#### Request:
What number of lines hold the word "pour"? State that number and nothing besides.

______

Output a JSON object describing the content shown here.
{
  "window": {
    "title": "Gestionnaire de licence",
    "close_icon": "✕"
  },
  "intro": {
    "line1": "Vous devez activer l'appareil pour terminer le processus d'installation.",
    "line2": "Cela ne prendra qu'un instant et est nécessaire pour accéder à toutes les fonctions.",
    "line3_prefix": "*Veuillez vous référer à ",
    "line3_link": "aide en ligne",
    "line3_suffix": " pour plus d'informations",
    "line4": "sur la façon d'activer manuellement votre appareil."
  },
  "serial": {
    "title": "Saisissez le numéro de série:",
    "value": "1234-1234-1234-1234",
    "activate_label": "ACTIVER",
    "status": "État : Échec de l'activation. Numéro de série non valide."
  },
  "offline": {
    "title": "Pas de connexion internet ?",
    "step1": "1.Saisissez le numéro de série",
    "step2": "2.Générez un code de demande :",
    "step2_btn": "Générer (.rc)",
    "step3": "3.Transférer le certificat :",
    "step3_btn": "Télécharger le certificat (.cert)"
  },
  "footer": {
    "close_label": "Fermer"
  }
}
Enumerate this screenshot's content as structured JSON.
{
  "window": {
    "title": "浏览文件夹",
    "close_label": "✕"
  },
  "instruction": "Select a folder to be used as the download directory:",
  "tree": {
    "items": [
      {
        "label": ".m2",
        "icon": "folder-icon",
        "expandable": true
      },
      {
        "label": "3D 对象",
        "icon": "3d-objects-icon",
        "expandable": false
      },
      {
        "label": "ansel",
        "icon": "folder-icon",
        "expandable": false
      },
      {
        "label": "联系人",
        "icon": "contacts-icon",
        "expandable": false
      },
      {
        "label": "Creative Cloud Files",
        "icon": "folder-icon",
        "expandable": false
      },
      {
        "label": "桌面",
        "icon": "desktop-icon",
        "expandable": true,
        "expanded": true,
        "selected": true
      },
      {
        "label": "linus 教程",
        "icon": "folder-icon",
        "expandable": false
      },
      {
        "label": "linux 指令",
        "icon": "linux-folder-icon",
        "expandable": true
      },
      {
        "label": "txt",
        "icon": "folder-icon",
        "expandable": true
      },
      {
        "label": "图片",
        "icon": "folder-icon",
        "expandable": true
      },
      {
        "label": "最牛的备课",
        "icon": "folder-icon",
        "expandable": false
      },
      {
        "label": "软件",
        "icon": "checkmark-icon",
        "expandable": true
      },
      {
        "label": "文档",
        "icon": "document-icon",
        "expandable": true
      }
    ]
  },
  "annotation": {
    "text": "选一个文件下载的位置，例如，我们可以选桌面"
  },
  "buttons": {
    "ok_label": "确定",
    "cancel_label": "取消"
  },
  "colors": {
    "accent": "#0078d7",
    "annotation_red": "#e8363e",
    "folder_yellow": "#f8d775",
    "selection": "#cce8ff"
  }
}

______

#### Expected output:
3